§ Short exercise: Only the lines holding the string "выполнения" are needed. Copy each one.

§ Extracted entries:
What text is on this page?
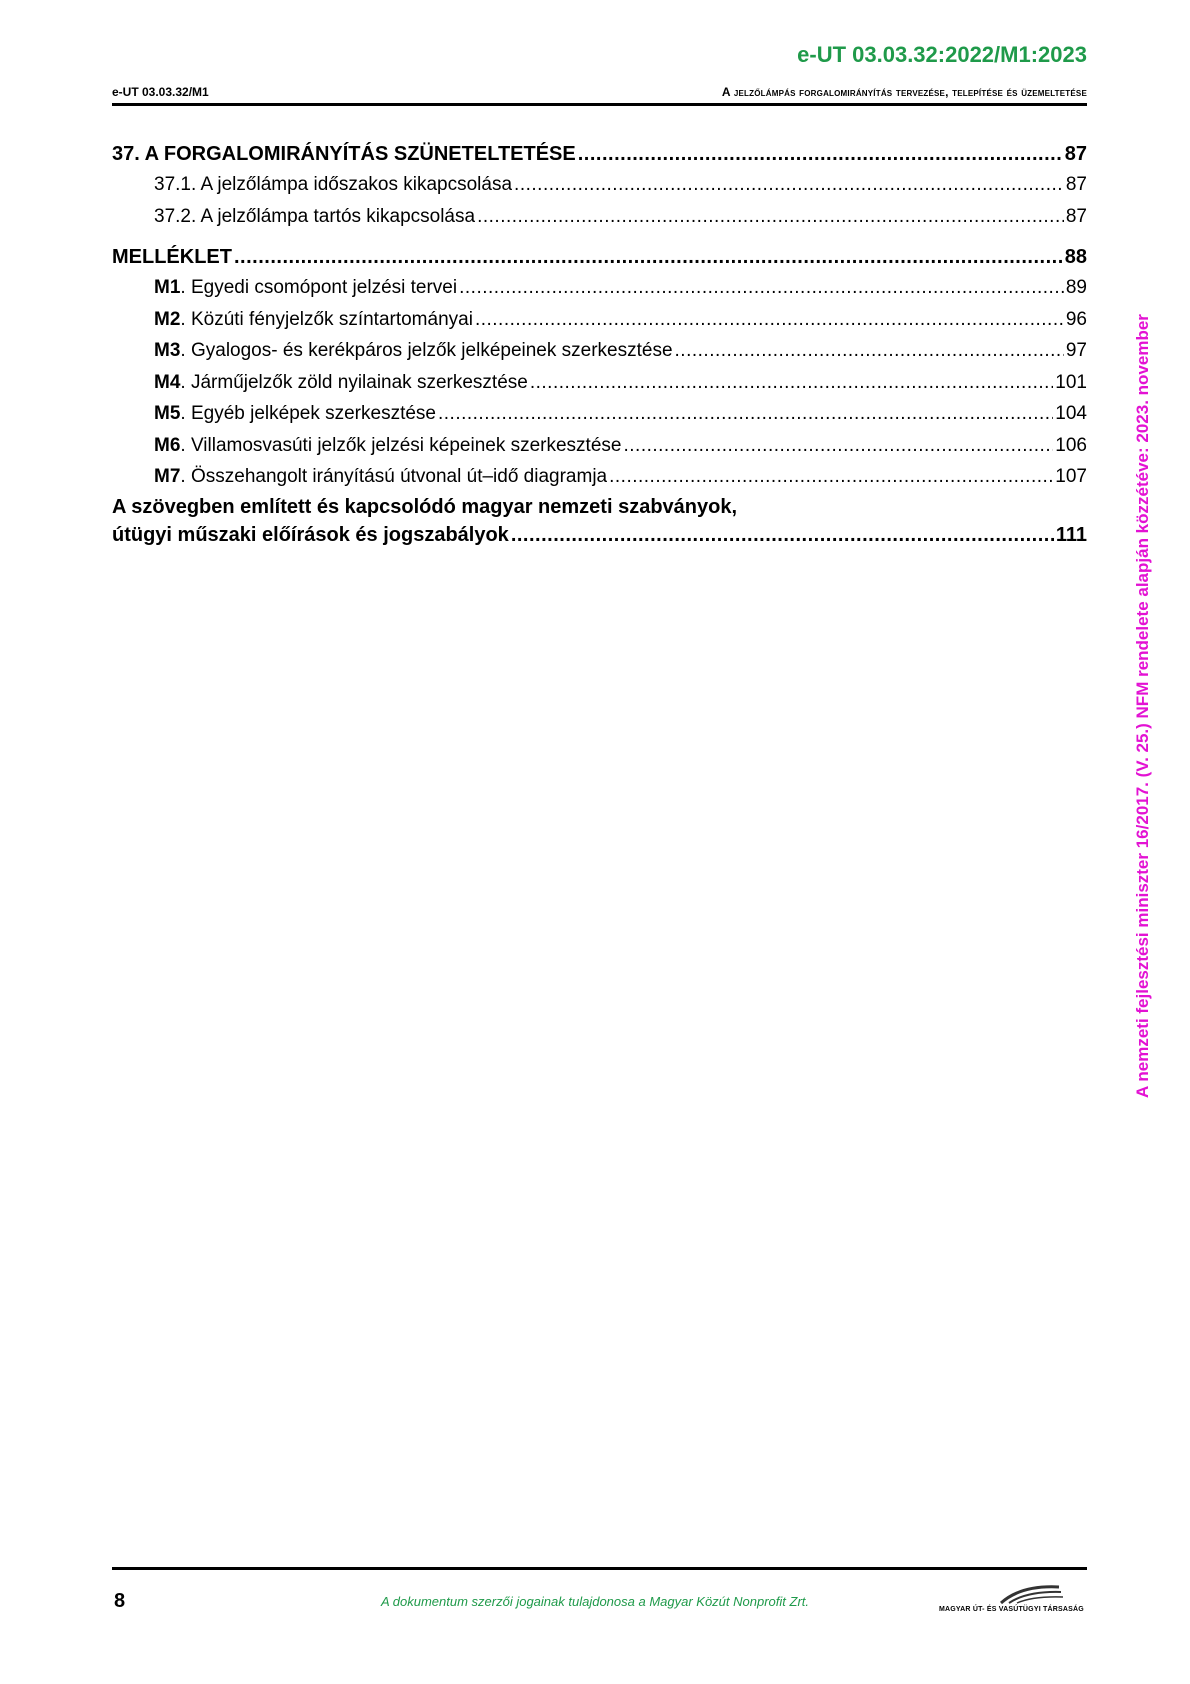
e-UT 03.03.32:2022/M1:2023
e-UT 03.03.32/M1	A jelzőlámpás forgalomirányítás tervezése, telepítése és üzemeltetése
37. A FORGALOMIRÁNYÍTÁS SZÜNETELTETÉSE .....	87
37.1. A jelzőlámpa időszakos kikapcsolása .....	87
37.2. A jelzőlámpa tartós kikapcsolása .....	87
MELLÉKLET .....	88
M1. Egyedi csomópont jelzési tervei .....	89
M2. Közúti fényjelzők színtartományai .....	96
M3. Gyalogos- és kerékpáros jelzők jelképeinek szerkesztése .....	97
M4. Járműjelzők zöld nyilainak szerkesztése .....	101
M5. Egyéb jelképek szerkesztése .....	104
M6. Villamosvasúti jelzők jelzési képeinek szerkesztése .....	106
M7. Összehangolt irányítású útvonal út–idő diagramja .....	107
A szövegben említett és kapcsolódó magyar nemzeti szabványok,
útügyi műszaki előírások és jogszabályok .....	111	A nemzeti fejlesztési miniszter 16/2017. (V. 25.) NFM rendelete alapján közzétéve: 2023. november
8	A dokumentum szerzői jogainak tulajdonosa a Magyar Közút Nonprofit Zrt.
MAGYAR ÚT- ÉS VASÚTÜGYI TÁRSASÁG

==

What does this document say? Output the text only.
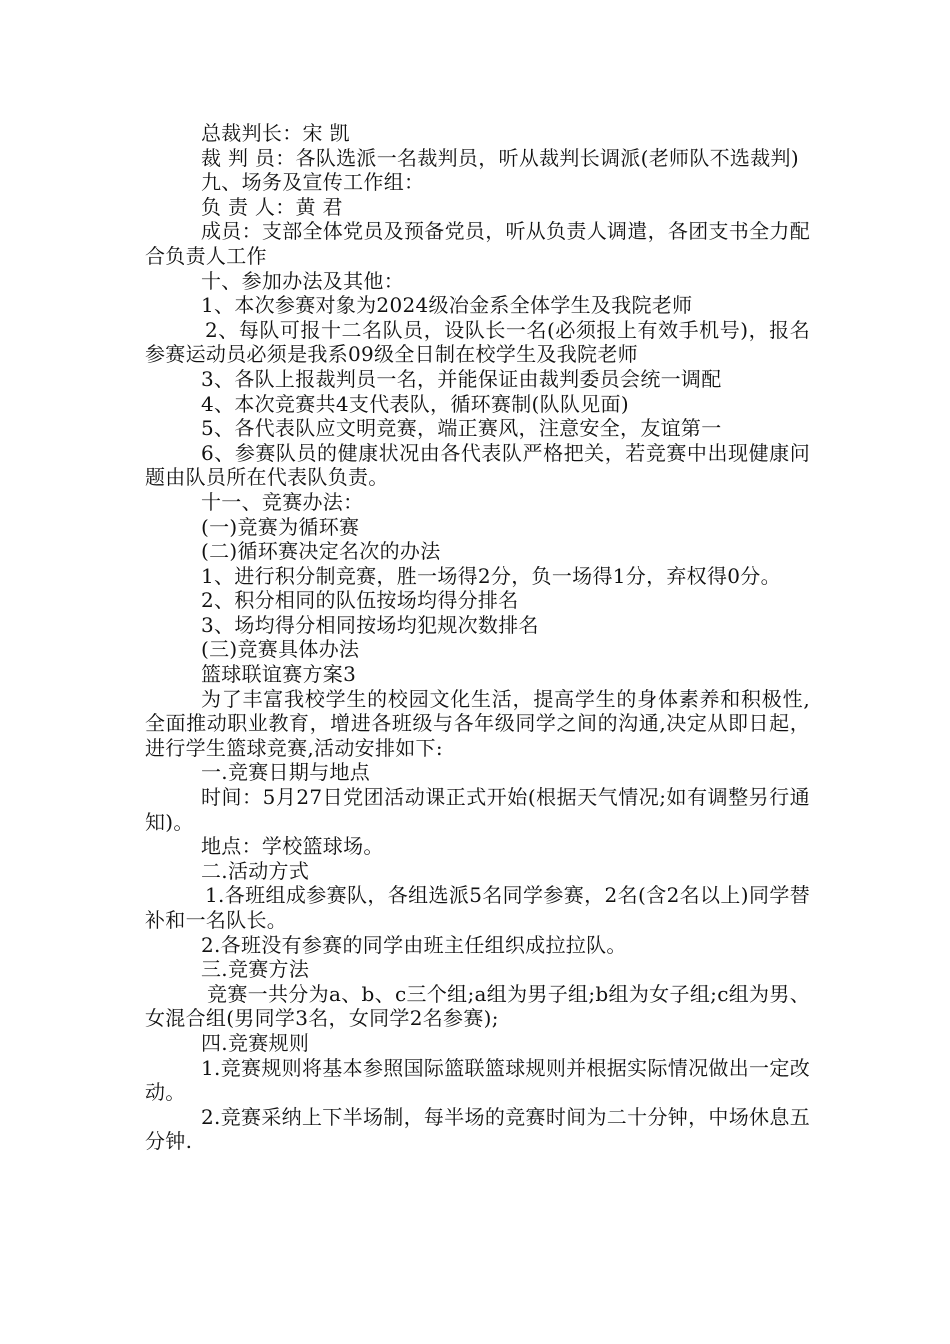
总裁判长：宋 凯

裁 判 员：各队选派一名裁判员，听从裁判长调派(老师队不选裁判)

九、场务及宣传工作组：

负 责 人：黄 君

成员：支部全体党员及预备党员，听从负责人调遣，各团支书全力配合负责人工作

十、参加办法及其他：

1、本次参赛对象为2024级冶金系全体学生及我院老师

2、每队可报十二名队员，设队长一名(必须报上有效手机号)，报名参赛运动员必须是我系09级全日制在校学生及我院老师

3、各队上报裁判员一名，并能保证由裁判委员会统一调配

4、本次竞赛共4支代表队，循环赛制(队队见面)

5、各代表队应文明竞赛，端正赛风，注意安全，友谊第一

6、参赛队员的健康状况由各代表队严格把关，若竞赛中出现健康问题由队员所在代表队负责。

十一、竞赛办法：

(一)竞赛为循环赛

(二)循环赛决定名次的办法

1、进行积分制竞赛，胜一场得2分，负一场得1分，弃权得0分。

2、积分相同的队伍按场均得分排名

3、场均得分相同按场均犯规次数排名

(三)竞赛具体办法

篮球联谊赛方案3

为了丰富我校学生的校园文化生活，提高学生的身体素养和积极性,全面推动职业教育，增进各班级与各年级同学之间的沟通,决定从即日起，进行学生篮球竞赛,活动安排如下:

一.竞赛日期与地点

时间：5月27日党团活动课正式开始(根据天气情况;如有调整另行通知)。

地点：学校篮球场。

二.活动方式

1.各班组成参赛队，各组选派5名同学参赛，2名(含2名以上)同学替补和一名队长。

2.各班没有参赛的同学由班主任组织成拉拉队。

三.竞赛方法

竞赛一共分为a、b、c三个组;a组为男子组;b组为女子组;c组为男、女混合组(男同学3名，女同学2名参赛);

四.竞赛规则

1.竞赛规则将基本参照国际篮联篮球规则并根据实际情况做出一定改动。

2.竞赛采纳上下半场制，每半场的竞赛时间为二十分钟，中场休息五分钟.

* * *

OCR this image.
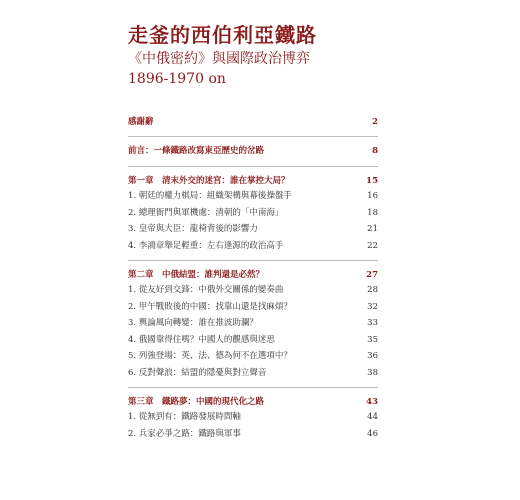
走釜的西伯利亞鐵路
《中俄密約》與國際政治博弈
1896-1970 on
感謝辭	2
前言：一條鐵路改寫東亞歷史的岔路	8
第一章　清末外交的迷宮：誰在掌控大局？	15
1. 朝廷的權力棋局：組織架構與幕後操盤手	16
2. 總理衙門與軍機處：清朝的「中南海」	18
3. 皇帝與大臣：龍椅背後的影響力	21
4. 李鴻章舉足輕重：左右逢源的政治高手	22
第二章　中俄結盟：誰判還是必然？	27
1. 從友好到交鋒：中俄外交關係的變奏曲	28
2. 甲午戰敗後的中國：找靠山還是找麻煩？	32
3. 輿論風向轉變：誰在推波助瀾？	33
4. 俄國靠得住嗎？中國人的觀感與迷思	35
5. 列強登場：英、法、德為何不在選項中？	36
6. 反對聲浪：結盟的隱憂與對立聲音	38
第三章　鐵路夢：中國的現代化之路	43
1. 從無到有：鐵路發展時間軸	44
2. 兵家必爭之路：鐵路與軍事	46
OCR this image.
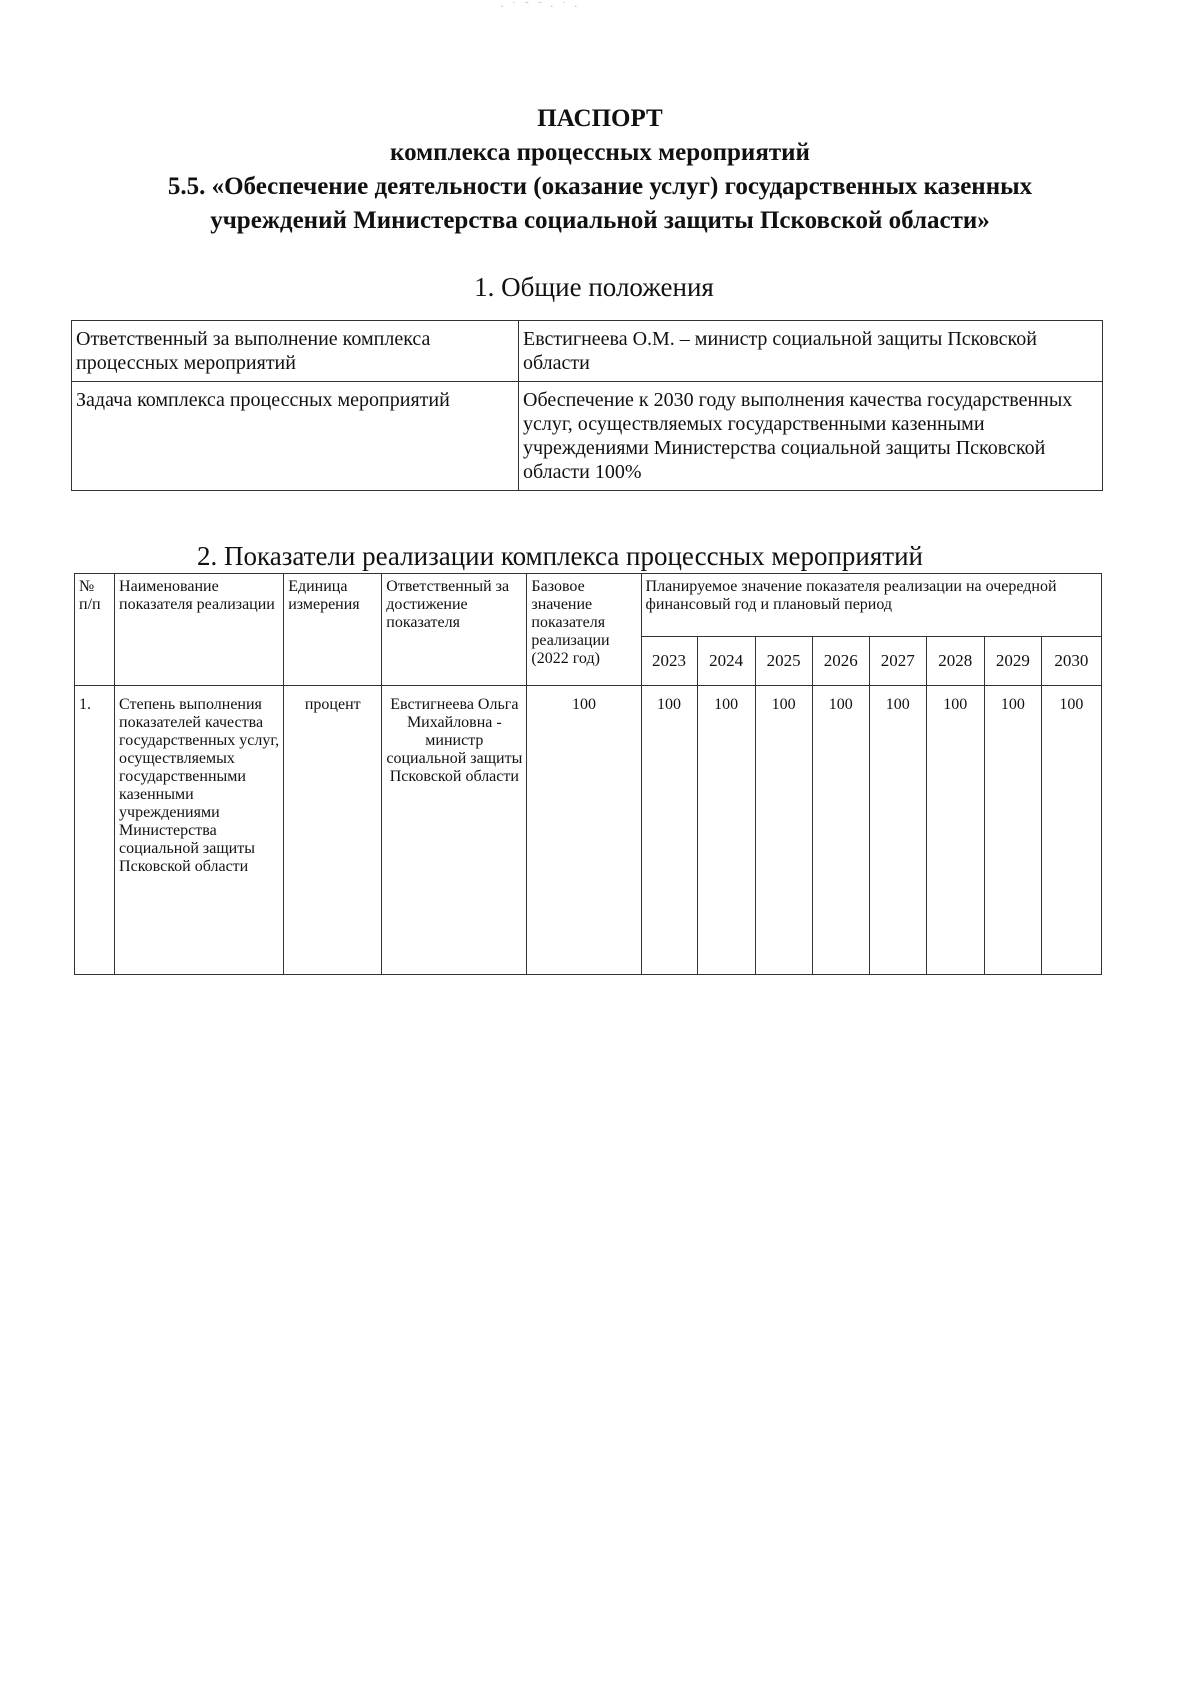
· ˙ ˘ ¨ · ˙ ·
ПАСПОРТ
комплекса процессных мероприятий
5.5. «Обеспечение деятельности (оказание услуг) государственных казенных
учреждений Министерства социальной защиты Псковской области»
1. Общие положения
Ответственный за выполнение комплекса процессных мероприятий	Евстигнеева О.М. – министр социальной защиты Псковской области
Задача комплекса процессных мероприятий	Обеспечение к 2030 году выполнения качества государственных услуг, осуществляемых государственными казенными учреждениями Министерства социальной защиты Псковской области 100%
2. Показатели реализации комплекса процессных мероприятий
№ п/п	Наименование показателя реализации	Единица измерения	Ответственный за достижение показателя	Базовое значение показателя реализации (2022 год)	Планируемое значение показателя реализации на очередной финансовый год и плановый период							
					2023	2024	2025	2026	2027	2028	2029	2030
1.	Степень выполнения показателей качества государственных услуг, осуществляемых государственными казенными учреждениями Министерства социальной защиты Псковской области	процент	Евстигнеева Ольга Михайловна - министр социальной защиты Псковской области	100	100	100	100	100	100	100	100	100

§ Result of the task:
Задача комплекса процессных мероприятий	Обеспечение к 2030 году выполнения качества государственных услуг, осуществляемых государственными казенными учреждениями Министерства социальной защиты Псковской области 100%
1.	Степень выполнения показателей качества государственных услуг, осуществляемых государственными казенными учреждениями Министерства социальной защиты Псковской области	процент	Евстигнеева Ольга Михайловна - министр социальной защиты Псковской области	100	100	100	100	100	100	100	100	100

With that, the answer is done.